- **DO THIS**
State how many lines hold the string "text". Give the number and nothing else.

[Dataset rows]

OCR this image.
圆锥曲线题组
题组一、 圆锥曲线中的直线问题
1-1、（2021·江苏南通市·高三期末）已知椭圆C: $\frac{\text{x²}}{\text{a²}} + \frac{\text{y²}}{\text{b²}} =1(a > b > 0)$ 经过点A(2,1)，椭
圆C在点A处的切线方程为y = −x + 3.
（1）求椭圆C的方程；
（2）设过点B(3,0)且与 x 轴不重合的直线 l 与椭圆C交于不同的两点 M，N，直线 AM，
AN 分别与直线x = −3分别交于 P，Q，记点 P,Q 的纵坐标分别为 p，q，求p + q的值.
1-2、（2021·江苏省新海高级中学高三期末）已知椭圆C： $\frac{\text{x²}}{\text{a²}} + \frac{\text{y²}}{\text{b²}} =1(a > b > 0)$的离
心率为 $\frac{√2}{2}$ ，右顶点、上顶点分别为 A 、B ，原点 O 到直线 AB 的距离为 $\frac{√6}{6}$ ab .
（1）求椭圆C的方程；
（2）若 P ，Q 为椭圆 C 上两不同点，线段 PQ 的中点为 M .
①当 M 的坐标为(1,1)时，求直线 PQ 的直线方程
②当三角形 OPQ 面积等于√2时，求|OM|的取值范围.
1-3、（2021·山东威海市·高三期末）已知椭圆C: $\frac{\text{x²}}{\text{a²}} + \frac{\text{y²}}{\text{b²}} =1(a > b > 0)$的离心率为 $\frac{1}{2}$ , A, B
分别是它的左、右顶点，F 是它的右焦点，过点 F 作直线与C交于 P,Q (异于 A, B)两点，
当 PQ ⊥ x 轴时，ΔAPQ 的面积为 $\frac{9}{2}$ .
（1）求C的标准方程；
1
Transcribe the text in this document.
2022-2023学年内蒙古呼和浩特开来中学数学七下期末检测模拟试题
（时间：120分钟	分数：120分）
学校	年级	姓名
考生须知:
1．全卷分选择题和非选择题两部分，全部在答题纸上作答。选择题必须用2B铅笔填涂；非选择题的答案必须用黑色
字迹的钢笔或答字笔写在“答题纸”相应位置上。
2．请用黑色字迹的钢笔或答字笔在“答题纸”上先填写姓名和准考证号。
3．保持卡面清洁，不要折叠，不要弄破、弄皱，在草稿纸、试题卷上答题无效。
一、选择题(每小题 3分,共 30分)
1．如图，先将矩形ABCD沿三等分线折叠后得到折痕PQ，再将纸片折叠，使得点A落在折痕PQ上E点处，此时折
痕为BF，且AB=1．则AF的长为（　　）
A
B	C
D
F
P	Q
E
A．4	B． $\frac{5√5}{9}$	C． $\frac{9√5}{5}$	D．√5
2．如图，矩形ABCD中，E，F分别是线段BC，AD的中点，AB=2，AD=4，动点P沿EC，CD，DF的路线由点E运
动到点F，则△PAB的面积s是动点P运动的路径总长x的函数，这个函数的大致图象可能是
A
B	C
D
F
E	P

- **CORRECT RESULT**
4